Task instructions =>
Will you extract the entries word for word? Images should not appear in the copy.

──────────

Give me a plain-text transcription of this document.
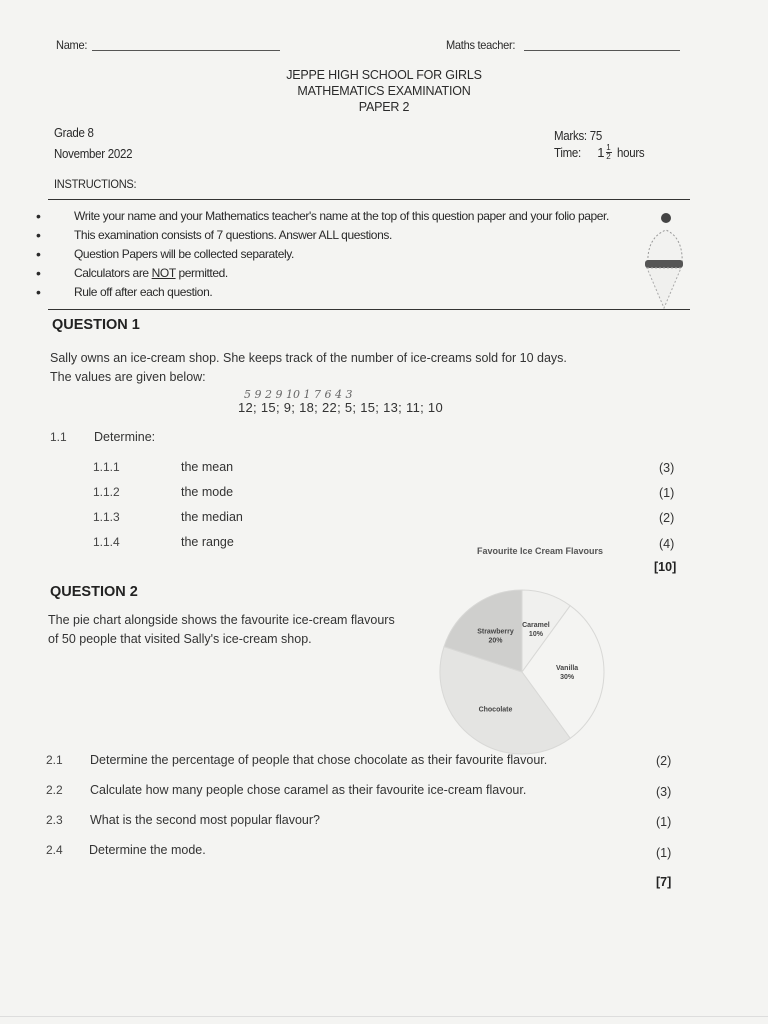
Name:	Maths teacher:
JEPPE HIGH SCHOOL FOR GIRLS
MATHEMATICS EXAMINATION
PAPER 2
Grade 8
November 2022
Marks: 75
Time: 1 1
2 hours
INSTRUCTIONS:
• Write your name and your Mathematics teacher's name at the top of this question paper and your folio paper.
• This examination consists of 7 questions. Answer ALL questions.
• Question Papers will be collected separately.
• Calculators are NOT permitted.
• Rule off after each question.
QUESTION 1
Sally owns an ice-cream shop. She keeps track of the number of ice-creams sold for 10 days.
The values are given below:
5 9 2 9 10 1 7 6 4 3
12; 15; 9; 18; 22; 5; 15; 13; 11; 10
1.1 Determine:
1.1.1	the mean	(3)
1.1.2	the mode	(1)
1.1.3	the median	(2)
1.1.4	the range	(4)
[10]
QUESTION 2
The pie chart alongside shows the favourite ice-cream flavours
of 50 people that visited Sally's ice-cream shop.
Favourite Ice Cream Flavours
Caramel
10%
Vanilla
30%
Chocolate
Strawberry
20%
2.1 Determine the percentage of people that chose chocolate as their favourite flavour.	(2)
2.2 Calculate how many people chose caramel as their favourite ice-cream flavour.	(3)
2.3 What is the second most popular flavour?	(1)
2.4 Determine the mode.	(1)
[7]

──────────

Answer for this exercise =>
Give me a plain-text transcription of this document.
Name:	Maths teacher:
JEPPE HIGH SCHOOL FOR GIRLS
MATHEMATICS EXAMINATION
PAPER 2
Grade 8
November 2022
Marks: 75
Time: 1 1
2 hours
INSTRUCTIONS:
• Write your name and your Mathematics teacher's name at the top of this question paper and your folio paper.
• This examination consists of 7 questions. Answer ALL questions.
• Question Papers will be collected separately.
• Calculators are NOT permitted.
• Rule off after each question.
QUESTION 1
Sally owns an ice-cream shop. She keeps track of the number of ice-creams sold for 10 days.
The values are given below:
5 9 2 9 10 1 7 6 4 3
12; 15; 9; 18; 22; 5; 15; 13; 11; 10
1.1 Determine:
1.1.1	the mean	(3)
1.1.2	the mode	(1)
1.1.3	the median	(2)
1.1.4	the range	(4)
[10]
QUESTION 2
The pie chart alongside shows the favourite ice-cream flavours
of 50 people that visited Sally's ice-cream shop.
Favourite Ice Cream Flavours
Caramel
10%
Vanilla
30%
Chocolate
Strawberry
20%
2.1 Determine the percentage of people that chose chocolate as their favourite flavour.	(2)
2.2 Calculate how many people chose caramel as their favourite ice-cream flavour.	(3)
2.3 What is the second most popular flavour?	(1)
2.4 Determine the mode.	(1)
[7]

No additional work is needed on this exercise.